CONSIGNE »
Traduisez en anglais cette phrase du passage sur le travail manuel : « Le travail manuel est de mieux en mieux considéré. »

TEXTE SOURCE »
--

On en est où aujourd'hui de cette dimension ? Comment, aujourd'hui, le travail manuel est-il considéré ?
Le travail manuel est de mieux en mieux considéré. J'en veux pour preuve qu'on peut très bien réussir sa carrière. On en parlait tout à l'heure mais on peut très bien réussir sa carrière en faisant un métier manuel ou au moins aller dans des activités industrielles et artisanales. On parle souvent des métiers manuels mais dans les métiers manuels il n'y a pas que l'atelier, il y a aussi les services marketing dédiés à l'industrie, le marketing industriel et ça c'est hyper intéressant et donc tous ces métiers vont être représentés. ce samedi 9 mars, on a 4 grands pôles dans l'Hôtel de Région. Venez d'ailleurs nombreux parce que, comme vous le savez, c'est une entrée gratuite. Un pôle bâtiment, un pôle artisanat et industrie, un pôle métier de bouche et un pôle cuir et textile.
Métier de bouche sous tension... de toute façon il y a des tensions de manière générale dans tout ce qui est manuel.
Exactement et c'est pour ça qu'on fait ces ateliers. A côté de ça, on a une "zone refaire", là c'est plutôt RSE, c'est comment on redonne vie à des produits âgés ou qui ont été abîmés Et puis, on a aussi un pôle dans les métiers que j'ai mis plutôt dans le pôle artisanat industriel mais on a aussi des athlètes et des artistes qui viennent. Par exemple, on va pouvoir peindre : vous venez avec des enfants vous allez pouvoir peindre un lion à la posca avec un artiste qui s'appelle Sophie Revel.
C'est assez vaste. Aujourd'hui, de manière peut-être plus générale, ça représente quoi l'intelligence manuelle dans notre économie ?
Alors je ne pourrais pas vous dire le chiffre d'affaires mais en tout cas on sait très bien que les pays qui sont plutôt industrialisés sont ceux qui marchent le mieux. On le voit bien avec l'Allemagne, on le voit bien avec la Chine. Et nous, le but, c'est de réindustrialiser un petit peu tout ça et réindustrialiser la France et aussi donner envie aux jeunes de venir travailler dans ces industries. Et c'est pour ça qu'on fait "les ateliers du fait"Les Ateliers du faire".

--

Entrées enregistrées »
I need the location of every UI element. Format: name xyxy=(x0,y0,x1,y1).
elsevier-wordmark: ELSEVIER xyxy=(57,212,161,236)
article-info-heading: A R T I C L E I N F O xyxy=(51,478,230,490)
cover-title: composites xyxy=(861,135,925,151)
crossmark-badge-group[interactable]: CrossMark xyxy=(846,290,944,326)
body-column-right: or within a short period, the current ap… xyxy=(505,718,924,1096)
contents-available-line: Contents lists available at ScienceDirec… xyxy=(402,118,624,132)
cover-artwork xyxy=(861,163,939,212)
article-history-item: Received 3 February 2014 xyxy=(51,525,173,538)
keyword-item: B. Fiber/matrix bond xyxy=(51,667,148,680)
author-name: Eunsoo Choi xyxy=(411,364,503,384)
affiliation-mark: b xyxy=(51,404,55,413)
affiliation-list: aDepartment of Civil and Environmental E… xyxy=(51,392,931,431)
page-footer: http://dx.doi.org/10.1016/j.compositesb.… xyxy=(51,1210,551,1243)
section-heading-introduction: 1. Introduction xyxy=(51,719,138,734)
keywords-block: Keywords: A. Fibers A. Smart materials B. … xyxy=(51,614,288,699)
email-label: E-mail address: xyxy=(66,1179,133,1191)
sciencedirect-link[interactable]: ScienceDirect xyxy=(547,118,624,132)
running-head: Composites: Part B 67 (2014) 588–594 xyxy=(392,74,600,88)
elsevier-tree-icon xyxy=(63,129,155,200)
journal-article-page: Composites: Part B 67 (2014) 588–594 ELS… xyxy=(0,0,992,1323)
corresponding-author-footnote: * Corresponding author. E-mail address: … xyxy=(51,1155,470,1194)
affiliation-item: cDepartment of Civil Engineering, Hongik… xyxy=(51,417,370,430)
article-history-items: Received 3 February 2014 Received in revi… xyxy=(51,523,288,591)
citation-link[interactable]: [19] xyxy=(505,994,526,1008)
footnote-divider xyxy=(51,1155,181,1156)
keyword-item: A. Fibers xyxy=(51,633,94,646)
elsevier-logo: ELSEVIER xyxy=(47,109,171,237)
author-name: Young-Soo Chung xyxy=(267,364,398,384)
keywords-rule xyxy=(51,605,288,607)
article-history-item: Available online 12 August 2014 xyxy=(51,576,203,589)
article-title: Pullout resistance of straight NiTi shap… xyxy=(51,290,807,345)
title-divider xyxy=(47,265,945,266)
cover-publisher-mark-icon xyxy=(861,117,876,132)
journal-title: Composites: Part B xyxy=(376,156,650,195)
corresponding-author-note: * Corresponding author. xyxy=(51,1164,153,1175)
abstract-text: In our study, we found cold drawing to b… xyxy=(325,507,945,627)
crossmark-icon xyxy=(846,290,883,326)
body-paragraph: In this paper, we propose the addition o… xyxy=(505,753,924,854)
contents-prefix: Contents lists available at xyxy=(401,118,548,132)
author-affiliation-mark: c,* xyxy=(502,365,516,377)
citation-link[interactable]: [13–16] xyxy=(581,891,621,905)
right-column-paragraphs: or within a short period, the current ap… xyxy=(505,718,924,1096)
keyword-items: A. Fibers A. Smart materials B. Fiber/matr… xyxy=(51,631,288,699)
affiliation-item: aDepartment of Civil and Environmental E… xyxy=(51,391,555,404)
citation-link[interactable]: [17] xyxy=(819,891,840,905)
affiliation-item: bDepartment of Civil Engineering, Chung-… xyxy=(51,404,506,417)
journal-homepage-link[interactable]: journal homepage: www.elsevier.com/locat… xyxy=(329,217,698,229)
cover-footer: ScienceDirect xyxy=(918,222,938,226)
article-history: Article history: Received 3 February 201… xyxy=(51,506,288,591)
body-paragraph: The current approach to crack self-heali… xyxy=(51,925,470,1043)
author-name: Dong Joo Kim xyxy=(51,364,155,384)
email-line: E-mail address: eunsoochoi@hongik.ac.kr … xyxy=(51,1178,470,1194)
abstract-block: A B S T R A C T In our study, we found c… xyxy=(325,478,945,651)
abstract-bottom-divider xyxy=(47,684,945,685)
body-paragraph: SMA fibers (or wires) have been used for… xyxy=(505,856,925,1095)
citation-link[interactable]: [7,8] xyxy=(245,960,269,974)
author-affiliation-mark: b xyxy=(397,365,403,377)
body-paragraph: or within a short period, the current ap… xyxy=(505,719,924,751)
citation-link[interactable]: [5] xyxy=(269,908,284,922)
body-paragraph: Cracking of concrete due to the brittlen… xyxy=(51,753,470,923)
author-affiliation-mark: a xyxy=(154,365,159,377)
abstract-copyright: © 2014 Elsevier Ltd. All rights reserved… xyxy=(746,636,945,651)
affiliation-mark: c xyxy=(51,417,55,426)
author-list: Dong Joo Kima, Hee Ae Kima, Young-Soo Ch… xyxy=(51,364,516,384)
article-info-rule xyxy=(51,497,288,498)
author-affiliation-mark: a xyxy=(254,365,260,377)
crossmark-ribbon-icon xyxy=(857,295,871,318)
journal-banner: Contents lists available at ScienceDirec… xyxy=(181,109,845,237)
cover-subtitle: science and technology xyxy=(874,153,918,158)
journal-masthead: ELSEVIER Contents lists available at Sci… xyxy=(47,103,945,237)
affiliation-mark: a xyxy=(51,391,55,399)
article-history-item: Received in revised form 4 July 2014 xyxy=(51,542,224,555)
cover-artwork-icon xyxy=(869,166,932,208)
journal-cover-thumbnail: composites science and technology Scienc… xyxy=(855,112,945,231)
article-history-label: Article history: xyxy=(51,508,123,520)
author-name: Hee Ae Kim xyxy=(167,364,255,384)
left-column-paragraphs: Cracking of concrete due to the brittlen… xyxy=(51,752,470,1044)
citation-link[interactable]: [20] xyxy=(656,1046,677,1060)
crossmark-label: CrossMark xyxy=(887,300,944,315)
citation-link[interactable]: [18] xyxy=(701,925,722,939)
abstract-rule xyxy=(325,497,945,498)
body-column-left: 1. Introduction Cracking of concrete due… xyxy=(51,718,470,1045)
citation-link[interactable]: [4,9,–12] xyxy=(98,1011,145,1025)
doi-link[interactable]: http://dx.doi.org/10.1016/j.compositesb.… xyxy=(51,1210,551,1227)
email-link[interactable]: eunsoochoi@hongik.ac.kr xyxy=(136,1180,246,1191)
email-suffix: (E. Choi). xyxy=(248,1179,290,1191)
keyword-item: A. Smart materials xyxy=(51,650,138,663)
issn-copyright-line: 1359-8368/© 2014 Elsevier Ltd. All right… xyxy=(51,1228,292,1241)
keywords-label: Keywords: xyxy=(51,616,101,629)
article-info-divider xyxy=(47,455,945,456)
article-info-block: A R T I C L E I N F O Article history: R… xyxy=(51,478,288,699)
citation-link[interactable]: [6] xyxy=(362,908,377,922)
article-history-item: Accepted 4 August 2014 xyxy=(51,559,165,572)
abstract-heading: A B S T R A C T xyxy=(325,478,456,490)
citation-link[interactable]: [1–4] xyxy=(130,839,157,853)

--

CORRIGÉ »
Manual work is increasingly well regarded.